TASK TO CARRY OUT: Extract the complete listing and repeat it word for word.
[BEGIN DATA SUPPLIED]
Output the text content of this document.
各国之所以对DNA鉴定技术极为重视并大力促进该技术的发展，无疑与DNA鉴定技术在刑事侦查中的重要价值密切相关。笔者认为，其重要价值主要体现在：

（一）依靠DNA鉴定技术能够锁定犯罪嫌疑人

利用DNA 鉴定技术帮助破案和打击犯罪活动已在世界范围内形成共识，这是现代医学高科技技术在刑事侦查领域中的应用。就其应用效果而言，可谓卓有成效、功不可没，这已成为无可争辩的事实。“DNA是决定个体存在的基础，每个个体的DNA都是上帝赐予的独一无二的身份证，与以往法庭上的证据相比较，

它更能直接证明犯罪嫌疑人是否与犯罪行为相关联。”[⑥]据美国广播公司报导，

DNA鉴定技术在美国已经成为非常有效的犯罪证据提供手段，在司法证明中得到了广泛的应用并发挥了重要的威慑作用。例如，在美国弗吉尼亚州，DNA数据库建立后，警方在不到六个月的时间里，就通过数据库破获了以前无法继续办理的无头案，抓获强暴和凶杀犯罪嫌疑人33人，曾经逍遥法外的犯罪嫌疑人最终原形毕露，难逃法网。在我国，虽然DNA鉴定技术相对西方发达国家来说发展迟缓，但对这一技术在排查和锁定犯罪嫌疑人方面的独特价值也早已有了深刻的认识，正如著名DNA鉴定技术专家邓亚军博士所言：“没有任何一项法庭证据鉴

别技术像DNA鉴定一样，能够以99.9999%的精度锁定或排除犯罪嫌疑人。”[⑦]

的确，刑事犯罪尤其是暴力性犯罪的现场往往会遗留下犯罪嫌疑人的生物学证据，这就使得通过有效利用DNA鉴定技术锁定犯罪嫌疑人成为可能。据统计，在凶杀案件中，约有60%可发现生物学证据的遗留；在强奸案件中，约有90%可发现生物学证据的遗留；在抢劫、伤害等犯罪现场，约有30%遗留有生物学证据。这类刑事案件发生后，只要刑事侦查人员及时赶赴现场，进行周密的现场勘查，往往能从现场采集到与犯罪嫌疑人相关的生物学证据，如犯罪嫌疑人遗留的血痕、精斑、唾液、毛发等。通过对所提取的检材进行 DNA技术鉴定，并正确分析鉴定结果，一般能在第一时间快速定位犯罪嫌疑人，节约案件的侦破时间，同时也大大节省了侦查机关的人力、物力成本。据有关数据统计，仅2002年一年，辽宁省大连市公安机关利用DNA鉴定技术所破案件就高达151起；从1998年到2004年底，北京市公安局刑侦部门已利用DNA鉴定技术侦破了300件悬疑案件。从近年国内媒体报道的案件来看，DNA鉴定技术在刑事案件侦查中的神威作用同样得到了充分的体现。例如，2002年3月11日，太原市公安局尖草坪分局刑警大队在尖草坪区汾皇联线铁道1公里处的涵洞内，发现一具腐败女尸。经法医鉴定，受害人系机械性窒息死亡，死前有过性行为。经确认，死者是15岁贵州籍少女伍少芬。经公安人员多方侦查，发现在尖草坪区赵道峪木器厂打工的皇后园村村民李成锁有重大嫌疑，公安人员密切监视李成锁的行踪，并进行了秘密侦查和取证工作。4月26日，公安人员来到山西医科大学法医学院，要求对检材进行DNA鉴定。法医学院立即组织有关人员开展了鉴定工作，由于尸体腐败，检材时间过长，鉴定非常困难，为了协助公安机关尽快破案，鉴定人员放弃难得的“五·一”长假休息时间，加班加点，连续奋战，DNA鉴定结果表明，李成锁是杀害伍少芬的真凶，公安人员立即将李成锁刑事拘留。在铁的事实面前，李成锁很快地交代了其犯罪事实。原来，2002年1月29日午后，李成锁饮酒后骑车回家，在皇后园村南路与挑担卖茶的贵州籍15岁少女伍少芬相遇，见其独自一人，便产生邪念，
[END DATA SUPPLIED]
RESPONSE:
Output the text content of this document.
各国之所以对DNA鉴定技术极为重视并大力促进该技术的发展，无疑与DNA鉴定技术在刑事侦查中的重要价值密切相关。笔者认为，其重要价值主要体现在：

（一）依靠DNA鉴定技术能够锁定犯罪嫌疑人

利用DNA 鉴定技术帮助破案和打击犯罪活动已在世界范围内形成共识，这是现代医学高科技技术在刑事侦查领域中的应用。就其应用效果而言，可谓卓有成效、功不可没，这已成为无可争辩的事实。“DNA是决定个体存在的基础，每个个体的DNA都是上帝赐予的独一无二的身份证，与以往法庭上的证据相比较，

它更能直接证明犯罪嫌疑人是否与犯罪行为相关联。”[⑥]据美国广播公司报导，

DNA鉴定技术在美国已经成为非常有效的犯罪证据提供手段，在司法证明中得到了广泛的应用并发挥了重要的威慑作用。例如，在美国弗吉尼亚州，DNA数据库建立后，警方在不到六个月的时间里，就通过数据库破获了以前无法继续办理的无头案，抓获强暴和凶杀犯罪嫌疑人33人，曾经逍遥法外的犯罪嫌疑人最终原形毕露，难逃法网。在我国，虽然DNA鉴定技术相对西方发达国家来说发展迟缓，但对这一技术在排查和锁定犯罪嫌疑人方面的独特价值也早已有了深刻的认识，正如著名DNA鉴定技术专家邓亚军博士所言：“没有任何一项法庭证据鉴

别技术像DNA鉴定一样，能够以99.9999%的精度锁定或排除犯罪嫌疑人。”[⑦]

的确，刑事犯罪尤其是暴力性犯罪的现场往往会遗留下犯罪嫌疑人的生物学证据，这就使得通过有效利用DNA鉴定技术锁定犯罪嫌疑人成为可能。据统计，在凶杀案件中，约有60%可发现生物学证据的遗留；在强奸案件中，约有90%可发现生物学证据的遗留；在抢劫、伤害等犯罪现场，约有30%遗留有生物学证据。这类刑事案件发生后，只要刑事侦查人员及时赶赴现场，进行周密的现场勘查，往往能从现场采集到与犯罪嫌疑人相关的生物学证据，如犯罪嫌疑人遗留的血痕、精斑、唾液、毛发等。通过对所提取的检材进行 DNA技术鉴定，并正确分析鉴定结果，一般能在第一时间快速定位犯罪嫌疑人，节约案件的侦破时间，同时也大大节省了侦查机关的人力、物力成本。据有关数据统计，仅2002年一年，辽宁省大连市公安机关利用DNA鉴定技术所破案件就高达151起；从1998年到2004年底，北京市公安局刑侦部门已利用DNA鉴定技术侦破了300件悬疑案件。从近年国内媒体报道的案件来看，DNA鉴定技术在刑事案件侦查中的神威作用同样得到了充分的体现。例如，2002年3月11日，太原市公安局尖草坪分局刑警大队在尖草坪区汾皇联线铁道1公里处的涵洞内，发现一具腐败女尸。经法医鉴定，受害人系机械性窒息死亡，死前有过性行为。经确认，死者是15岁贵州籍少女伍少芬。经公安人员多方侦查，发现在尖草坪区赵道峪木器厂打工的皇后园村村民李成锁有重大嫌疑，公安人员密切监视李成锁的行踪，并进行了秘密侦查和取证工作。4月26日，公安人员来到山西医科大学法医学院，要求对检材进行DNA鉴定。法医学院立即组织有关人员开展了鉴定工作，由于尸体腐败，检材时间过长，鉴定非常困难，为了协助公安机关尽快破案，鉴定人员放弃难得的“五·一”长假休息时间，加班加点，连续奋战，DNA鉴定结果表明，李成锁是杀害伍少芬的真凶，公安人员立即将李成锁刑事拘留。在铁的事实面前，李成锁很快地交代了其犯罪事实。原来，2002年1月29日午后，李成锁饮酒后骑车回家，在皇后园村南路与挑担卖茶的贵州籍15岁少女伍少芬相遇，见其独自一人，便产生邪念，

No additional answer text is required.